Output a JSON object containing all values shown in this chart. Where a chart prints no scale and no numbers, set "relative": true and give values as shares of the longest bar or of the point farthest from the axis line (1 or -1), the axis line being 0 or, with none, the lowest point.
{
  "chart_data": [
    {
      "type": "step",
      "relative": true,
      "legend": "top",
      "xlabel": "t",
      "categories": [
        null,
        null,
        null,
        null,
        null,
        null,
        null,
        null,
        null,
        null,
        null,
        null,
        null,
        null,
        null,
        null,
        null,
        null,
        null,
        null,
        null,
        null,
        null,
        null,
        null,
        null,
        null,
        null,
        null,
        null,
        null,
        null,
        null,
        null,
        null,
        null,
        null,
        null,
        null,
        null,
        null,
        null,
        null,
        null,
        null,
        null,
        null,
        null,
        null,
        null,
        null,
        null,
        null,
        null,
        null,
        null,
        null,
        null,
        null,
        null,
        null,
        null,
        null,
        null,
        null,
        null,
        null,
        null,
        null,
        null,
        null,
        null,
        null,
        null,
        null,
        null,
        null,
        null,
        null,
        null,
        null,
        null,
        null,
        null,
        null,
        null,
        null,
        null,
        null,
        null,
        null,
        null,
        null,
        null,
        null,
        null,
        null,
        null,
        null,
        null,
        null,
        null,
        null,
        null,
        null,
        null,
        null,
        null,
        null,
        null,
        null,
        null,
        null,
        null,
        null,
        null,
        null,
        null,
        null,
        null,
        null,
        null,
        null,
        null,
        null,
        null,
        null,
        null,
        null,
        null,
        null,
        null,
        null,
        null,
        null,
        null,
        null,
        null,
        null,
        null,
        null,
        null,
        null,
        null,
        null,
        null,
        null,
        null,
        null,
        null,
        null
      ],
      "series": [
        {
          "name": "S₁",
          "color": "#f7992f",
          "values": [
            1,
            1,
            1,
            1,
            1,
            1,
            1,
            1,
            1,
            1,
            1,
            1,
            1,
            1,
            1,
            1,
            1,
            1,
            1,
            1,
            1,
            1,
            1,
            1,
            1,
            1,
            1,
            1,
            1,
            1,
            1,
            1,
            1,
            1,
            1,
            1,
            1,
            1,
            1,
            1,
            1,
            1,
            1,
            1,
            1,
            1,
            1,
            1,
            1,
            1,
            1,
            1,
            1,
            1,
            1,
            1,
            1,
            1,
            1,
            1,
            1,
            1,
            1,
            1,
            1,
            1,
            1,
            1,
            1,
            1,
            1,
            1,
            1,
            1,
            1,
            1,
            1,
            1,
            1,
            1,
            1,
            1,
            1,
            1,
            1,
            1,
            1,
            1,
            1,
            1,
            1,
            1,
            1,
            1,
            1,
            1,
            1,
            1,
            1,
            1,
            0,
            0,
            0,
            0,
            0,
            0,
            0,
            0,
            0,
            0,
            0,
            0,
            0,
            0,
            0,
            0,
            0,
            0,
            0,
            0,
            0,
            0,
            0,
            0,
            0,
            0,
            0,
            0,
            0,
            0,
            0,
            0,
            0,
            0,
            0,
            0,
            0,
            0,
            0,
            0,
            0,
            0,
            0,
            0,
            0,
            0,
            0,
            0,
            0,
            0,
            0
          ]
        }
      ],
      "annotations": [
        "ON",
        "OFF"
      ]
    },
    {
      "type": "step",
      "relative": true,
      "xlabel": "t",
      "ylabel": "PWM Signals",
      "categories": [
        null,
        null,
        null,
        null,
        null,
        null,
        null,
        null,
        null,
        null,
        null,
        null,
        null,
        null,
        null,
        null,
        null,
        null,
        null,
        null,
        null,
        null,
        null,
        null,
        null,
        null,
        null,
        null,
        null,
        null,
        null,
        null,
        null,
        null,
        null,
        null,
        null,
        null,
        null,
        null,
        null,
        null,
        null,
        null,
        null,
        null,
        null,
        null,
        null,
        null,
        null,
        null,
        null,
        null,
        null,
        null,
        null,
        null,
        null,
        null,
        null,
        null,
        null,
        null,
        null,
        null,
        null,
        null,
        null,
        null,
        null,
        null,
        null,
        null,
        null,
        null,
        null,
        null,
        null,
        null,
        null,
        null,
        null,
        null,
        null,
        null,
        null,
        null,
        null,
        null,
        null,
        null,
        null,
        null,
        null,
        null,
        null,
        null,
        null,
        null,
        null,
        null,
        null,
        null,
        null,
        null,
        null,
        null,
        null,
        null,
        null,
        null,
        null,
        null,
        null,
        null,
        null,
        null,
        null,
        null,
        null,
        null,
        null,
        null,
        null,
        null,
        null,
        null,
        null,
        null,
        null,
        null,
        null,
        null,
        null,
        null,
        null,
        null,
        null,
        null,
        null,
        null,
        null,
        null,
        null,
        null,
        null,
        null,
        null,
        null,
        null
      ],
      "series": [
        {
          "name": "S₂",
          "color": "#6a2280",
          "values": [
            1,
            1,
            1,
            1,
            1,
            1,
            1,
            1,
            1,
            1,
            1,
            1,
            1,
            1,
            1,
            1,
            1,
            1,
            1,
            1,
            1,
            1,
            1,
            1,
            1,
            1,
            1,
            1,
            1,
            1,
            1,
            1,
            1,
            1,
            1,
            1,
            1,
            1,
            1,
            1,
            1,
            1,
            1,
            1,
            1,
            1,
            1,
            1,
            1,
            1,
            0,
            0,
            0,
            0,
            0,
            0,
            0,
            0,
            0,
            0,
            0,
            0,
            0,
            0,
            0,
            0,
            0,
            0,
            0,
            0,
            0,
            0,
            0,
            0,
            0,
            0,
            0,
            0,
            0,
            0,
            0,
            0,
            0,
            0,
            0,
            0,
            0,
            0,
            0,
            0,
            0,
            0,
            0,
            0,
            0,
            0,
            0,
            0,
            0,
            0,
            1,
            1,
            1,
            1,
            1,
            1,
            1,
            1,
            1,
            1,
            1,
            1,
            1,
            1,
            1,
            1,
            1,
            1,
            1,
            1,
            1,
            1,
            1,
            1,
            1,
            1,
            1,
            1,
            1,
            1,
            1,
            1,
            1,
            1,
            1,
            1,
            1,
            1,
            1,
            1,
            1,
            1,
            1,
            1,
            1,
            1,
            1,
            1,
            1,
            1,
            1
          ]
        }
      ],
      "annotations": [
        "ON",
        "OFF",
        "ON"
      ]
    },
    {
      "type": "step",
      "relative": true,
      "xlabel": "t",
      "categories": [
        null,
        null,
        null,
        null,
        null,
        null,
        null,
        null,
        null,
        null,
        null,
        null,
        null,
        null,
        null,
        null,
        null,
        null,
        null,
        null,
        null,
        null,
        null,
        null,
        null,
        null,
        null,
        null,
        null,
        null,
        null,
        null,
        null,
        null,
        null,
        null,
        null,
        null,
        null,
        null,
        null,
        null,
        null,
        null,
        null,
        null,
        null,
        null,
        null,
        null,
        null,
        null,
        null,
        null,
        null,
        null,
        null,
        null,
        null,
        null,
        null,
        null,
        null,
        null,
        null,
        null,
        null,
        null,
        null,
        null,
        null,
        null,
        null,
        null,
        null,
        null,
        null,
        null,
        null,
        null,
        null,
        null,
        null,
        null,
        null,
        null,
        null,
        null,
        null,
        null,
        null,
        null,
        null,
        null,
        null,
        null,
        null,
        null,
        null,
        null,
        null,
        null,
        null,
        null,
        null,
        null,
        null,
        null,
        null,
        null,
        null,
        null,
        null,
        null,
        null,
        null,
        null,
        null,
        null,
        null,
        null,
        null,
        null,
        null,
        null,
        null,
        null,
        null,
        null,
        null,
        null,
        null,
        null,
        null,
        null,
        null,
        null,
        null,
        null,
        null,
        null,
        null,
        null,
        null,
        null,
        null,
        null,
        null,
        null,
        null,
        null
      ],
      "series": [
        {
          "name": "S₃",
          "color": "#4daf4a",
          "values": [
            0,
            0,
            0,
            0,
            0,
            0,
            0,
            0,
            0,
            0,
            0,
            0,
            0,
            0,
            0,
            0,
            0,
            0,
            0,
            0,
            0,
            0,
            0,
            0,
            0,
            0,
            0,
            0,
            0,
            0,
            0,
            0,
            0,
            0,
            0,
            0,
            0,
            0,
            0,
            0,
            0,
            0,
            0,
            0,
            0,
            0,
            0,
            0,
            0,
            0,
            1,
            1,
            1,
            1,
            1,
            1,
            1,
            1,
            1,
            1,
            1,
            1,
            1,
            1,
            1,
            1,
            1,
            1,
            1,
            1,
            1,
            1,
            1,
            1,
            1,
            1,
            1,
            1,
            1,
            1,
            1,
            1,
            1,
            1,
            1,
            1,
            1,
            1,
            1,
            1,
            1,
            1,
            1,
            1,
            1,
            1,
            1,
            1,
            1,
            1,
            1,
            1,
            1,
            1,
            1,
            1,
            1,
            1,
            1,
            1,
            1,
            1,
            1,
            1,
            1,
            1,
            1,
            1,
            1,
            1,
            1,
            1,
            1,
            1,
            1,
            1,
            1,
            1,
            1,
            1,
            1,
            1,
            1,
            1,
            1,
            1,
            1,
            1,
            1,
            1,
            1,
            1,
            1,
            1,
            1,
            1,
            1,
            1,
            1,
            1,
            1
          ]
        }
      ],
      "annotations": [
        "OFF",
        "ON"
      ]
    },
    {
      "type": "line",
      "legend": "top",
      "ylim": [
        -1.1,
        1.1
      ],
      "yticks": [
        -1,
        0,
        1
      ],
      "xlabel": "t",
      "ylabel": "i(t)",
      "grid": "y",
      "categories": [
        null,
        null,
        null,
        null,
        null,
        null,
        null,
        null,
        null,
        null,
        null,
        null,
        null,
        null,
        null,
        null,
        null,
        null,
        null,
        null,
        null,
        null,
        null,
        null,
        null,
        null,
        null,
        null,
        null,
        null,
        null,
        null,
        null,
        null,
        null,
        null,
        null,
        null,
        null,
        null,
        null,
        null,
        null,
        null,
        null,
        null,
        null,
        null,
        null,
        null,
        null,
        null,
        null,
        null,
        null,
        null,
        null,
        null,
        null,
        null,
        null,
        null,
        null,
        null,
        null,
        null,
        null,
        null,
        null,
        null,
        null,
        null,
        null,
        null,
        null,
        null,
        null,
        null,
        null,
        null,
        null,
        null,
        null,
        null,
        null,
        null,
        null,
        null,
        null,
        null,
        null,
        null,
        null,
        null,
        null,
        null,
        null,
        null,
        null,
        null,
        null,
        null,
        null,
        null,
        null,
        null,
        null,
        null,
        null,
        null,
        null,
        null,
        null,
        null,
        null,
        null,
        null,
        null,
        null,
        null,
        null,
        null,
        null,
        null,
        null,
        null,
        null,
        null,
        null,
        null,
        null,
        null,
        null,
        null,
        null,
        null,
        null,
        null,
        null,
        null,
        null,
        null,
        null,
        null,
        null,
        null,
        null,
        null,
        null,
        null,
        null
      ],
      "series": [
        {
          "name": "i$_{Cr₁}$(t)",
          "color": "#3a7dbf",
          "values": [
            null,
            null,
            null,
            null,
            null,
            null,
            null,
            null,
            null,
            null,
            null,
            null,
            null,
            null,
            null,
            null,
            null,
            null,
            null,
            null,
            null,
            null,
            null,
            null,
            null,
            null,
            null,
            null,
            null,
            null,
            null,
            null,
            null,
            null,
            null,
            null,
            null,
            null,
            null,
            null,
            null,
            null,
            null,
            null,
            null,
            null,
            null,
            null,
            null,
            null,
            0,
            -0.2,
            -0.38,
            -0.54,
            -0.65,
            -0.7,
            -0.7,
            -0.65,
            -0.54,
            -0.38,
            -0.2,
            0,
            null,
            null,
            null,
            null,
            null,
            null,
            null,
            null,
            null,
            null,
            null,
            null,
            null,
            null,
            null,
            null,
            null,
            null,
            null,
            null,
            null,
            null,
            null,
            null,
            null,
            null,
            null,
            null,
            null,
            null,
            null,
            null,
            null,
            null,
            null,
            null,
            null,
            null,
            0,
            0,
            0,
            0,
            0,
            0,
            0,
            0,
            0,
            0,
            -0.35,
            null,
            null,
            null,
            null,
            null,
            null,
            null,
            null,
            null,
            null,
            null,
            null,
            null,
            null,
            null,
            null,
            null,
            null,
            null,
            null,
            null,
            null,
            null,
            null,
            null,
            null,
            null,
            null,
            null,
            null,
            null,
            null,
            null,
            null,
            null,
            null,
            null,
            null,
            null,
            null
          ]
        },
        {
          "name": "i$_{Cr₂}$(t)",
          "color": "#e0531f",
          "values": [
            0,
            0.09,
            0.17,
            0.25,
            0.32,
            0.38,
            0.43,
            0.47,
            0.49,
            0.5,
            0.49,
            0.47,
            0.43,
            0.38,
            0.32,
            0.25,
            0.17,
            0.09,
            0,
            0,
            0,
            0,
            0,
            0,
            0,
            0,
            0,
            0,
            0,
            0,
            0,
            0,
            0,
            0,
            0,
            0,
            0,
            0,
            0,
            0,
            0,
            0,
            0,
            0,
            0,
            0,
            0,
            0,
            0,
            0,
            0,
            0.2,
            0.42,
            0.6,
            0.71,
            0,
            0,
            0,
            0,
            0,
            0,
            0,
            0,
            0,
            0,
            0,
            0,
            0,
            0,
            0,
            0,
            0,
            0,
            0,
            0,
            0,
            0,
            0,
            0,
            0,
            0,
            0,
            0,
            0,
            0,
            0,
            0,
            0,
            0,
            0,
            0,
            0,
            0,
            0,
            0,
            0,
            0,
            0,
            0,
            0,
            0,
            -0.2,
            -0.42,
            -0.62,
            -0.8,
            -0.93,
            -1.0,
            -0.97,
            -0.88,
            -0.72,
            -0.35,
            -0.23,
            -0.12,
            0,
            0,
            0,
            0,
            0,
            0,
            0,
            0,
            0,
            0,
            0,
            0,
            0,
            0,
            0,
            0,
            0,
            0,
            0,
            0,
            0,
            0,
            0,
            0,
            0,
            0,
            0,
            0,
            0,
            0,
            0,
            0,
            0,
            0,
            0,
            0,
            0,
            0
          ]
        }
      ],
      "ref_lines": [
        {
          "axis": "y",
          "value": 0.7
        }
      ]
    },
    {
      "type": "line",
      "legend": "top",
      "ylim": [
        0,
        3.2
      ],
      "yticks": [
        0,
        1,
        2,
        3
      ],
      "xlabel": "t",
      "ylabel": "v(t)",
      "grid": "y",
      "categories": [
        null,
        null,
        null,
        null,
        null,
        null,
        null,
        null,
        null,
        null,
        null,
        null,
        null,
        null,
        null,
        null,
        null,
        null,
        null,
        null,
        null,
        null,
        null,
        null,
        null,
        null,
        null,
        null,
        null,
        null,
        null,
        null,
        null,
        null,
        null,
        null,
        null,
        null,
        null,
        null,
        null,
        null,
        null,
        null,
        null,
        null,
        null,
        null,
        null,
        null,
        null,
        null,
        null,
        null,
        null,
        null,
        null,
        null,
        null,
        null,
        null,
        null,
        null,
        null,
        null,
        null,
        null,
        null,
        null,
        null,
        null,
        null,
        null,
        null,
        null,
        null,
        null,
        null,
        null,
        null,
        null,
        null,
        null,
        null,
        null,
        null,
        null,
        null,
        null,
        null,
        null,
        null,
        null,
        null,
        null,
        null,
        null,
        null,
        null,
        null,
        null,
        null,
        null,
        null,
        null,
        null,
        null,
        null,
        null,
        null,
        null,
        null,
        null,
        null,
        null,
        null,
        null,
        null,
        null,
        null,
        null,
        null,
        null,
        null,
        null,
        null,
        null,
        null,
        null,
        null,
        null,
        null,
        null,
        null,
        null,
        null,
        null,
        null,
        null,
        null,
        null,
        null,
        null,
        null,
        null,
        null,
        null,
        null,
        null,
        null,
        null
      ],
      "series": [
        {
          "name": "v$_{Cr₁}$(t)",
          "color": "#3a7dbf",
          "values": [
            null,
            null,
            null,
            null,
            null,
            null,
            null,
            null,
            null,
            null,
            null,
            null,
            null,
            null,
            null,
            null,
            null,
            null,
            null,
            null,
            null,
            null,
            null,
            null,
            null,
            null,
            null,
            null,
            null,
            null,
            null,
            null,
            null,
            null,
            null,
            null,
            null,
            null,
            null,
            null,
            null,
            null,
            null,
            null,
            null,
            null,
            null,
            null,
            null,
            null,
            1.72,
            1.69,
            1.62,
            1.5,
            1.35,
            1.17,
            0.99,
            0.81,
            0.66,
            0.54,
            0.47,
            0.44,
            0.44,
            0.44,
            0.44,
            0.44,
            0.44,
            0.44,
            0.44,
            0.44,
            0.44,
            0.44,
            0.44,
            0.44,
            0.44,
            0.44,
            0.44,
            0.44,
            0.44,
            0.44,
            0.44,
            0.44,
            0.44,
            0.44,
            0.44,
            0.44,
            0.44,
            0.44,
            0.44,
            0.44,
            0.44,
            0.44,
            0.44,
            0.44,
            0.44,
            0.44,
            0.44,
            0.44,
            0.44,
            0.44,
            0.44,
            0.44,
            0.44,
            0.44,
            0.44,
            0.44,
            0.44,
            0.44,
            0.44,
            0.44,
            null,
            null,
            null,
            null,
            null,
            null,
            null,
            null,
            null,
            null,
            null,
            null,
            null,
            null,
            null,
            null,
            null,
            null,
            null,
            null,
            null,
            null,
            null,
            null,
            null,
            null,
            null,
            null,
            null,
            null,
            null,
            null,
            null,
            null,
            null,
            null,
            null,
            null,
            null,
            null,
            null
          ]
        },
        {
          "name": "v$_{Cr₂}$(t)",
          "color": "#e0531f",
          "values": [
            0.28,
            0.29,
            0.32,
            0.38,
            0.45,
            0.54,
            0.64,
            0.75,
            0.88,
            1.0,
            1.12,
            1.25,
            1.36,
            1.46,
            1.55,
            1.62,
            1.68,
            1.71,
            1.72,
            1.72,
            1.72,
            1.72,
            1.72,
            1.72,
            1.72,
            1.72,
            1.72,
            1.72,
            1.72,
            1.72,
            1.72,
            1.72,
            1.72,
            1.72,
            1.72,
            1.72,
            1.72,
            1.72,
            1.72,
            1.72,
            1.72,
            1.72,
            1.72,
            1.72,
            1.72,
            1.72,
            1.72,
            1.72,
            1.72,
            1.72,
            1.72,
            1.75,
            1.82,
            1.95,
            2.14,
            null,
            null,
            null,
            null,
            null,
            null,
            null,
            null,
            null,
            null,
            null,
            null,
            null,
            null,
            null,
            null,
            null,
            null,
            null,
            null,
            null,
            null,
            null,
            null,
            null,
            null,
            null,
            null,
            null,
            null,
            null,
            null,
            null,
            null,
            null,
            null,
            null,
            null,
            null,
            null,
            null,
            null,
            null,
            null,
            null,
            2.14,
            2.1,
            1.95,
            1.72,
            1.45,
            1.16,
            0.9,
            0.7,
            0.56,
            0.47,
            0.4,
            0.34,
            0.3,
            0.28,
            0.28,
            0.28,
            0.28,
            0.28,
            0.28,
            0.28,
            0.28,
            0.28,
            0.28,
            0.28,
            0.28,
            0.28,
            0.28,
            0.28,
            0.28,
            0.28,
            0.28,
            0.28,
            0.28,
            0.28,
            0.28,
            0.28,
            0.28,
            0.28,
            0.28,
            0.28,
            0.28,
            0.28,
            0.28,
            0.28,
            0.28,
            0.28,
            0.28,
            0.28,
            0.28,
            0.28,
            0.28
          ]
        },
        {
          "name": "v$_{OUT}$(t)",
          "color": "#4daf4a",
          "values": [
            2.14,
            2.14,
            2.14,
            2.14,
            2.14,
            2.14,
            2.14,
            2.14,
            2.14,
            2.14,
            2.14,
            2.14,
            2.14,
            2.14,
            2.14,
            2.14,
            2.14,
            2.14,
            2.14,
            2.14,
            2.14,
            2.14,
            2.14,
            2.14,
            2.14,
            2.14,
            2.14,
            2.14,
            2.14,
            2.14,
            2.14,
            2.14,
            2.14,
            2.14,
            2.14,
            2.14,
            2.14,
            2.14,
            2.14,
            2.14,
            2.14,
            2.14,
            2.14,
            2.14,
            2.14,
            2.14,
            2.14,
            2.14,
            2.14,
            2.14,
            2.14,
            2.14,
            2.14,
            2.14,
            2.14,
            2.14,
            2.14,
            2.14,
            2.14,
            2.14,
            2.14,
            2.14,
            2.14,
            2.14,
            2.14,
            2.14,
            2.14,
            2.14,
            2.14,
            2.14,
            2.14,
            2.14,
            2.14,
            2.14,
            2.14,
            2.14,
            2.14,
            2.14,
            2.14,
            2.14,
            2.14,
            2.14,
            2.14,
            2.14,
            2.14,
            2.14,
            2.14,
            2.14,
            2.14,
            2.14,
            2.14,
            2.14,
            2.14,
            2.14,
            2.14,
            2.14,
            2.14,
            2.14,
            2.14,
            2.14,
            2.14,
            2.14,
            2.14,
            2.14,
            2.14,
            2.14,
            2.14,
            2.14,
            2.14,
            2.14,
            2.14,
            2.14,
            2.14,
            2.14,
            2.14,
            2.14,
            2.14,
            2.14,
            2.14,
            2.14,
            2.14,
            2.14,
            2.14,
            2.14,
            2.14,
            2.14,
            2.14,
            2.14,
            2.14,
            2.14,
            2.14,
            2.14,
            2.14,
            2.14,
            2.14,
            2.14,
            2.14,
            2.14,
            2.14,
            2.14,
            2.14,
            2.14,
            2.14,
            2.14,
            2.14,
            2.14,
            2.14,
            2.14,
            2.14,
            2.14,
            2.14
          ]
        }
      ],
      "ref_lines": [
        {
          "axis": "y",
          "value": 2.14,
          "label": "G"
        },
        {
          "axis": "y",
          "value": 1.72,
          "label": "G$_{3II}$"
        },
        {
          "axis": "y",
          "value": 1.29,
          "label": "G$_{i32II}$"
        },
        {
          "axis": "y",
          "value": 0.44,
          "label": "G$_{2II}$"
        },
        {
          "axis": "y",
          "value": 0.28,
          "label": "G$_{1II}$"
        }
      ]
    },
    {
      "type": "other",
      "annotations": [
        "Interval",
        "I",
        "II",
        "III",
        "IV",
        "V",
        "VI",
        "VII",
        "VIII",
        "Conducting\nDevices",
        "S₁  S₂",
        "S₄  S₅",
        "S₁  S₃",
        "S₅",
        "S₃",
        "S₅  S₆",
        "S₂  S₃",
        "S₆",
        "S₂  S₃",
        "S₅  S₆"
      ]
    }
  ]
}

_ _ _ _ _

__Exercise description__.
Provide solely the number of lines in the data that include the word "ylabel".

__Solution below__.
3